WHAT TO DO: Output the material below unchanged, apart from leaving out the pictures.

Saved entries
------------------------------------------------------------

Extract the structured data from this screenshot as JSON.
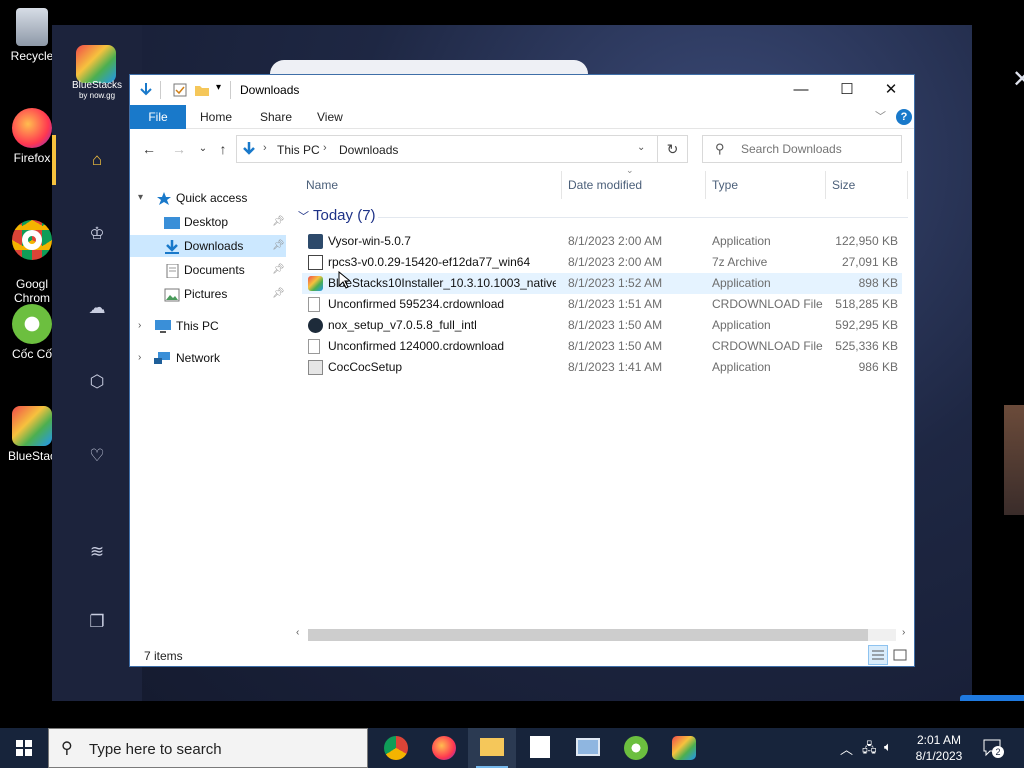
{
  "desktop": {
    "icons": [
      {
        "label": "Recycle"
      },
      {
        "label": "Firefox"
      },
      {
        "label": "Googl\nChrom"
      },
      {
        "label": "Cốc Cố"
      },
      {
        "label": "BlueStac"
      }
    ]
  },
  "bluestacks": {
    "brand": "BlueStacks",
    "by": "by now.gg",
    "close": "✕"
  },
  "explorer": {
    "title": "Downloads",
    "controls": {
      "minimize": "—",
      "maximize": "☐",
      "close": "✕"
    },
    "ribbon": {
      "tabs": [
        "File",
        "Home",
        "Share",
        "View"
      ],
      "help": "?"
    },
    "address": {
      "crumbs": [
        "This PC",
        "Downloads"
      ]
    },
    "search": {
      "placeholder": "Search Downloads"
    },
    "nav": {
      "quick_access": "Quick access",
      "items": [
        {
          "label": "Desktop"
        },
        {
          "label": "Downloads"
        },
        {
          "label": "Documents"
        },
        {
          "label": "Pictures"
        }
      ],
      "this_pc": "This PC",
      "network": "Network"
    },
    "columns": {
      "name": "Name",
      "date": "Date modified",
      "type": "Type",
      "size": "Size"
    },
    "group": "Today (7)",
    "files": [
      {
        "name": "Vysor-win-5.0.7",
        "date": "8/1/2023 2:00 AM",
        "type": "Application",
        "size": "122,950 KB"
      },
      {
        "name": "rpcs3-v0.0.29-15420-ef12da77_win64",
        "date": "8/1/2023 2:00 AM",
        "type": "7z Archive",
        "size": "27,091 KB"
      },
      {
        "name": "BlueStacks10Installer_10.3.10.1003_native...",
        "date": "8/1/2023 1:52 AM",
        "type": "Application",
        "size": "898 KB"
      },
      {
        "name": "Unconfirmed 595234.crdownload",
        "date": "8/1/2023 1:51 AM",
        "type": "CRDOWNLOAD File",
        "size": "518,285 KB"
      },
      {
        "name": "nox_setup_v7.0.5.8_full_intl",
        "date": "8/1/2023 1:50 AM",
        "type": "Application",
        "size": "592,295 KB"
      },
      {
        "name": "Unconfirmed 124000.crdownload",
        "date": "8/1/2023 1:50 AM",
        "type": "CRDOWNLOAD File",
        "size": "525,336 KB"
      },
      {
        "name": "CocCocSetup",
        "date": "8/1/2023 1:41 AM",
        "type": "Application",
        "size": "986 KB"
      }
    ],
    "status": "7 items"
  },
  "taskbar": {
    "search_placeholder": "Type here to search",
    "time": "2:01 AM",
    "date": "8/1/2023",
    "notifications": "2"
  },
  "colors": {
    "accent": "#1979ca",
    "selection": "#cce8ff",
    "taskbar": "#17243b"
  }
}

------------------------------------------------------------

RESULT FOR THIS TASK:
Extract the structured data from this screenshot as JSON.
{
  "desktop": {
    "icons": [
      {
        "label": "Recycle"
      },
      {
        "label": "Firefox"
      },
      {
        "label": "Googl\nChrom"
      },
      {
        "label": "Cốc Cố"
      },
      {
        "label": "BlueStac"
      }
    ]
  },
  "bluestacks": {
    "brand": "BlueStacks",
    "by": "by now.gg",
    "close": "✕"
  },
  "explorer": {
    "title": "Downloads",
    "controls": {
      "minimize": "—",
      "maximize": "☐",
      "close": "✕"
    },
    "ribbon": {
      "tabs": [
        "File",
        "Home",
        "Share",
        "View"
      ],
      "help": "?"
    },
    "address": {
      "crumbs": [
        "This PC",
        "Downloads"
      ]
    },
    "search": {
      "placeholder": "Search Downloads"
    },
    "nav": {
      "quick_access": "Quick access",
      "items": [
        {
          "label": "Desktop"
        },
        {
          "label": "Downloads"
        },
        {
          "label": "Documents"
        },
        {
          "label": "Pictures"
        }
      ],
      "this_pc": "This PC",
      "network": "Network"
    },
    "columns": {
      "name": "Name",
      "date": "Date modified",
      "type": "Type",
      "size": "Size"
    },
    "group": "Today (7)",
    "files": [
      {
        "name": "Vysor-win-5.0.7",
        "date": "8/1/2023 2:00 AM",
        "type": "Application",
        "size": "122,950 KB"
      },
      {
        "name": "rpcs3-v0.0.29-15420-ef12da77_win64",
        "date": "8/1/2023 2:00 AM",
        "type": "7z Archive",
        "size": "27,091 KB"
      },
      {
        "name": "BlueStacks10Installer_10.3.10.1003_native...",
        "date": "8/1/2023 1:52 AM",
        "type": "Application",
        "size": "898 KB"
      },
      {
        "name": "Unconfirmed 595234.crdownload",
        "date": "8/1/2023 1:51 AM",
        "type": "CRDOWNLOAD File",
        "size": "518,285 KB"
      },
      {
        "name": "nox_setup_v7.0.5.8_full_intl",
        "date": "8/1/2023 1:50 AM",
        "type": "Application",
        "size": "592,295 KB"
      },
      {
        "name": "Unconfirmed 124000.crdownload",
        "date": "8/1/2023 1:50 AM",
        "type": "CRDOWNLOAD File",
        "size": "525,336 KB"
      },
      {
        "name": "CocCocSetup",
        "date": "8/1/2023 1:41 AM",
        "type": "Application",
        "size": "986 KB"
      }
    ],
    "status": "7 items"
  },
  "taskbar": {
    "search_placeholder": "Type here to search",
    "time": "2:01 AM",
    "date": "8/1/2023",
    "notifications": "2"
  },
  "colors": {
    "accent": "#1979ca",
    "selection": "#cce8ff",
    "taskbar": "#17243b"
  }
}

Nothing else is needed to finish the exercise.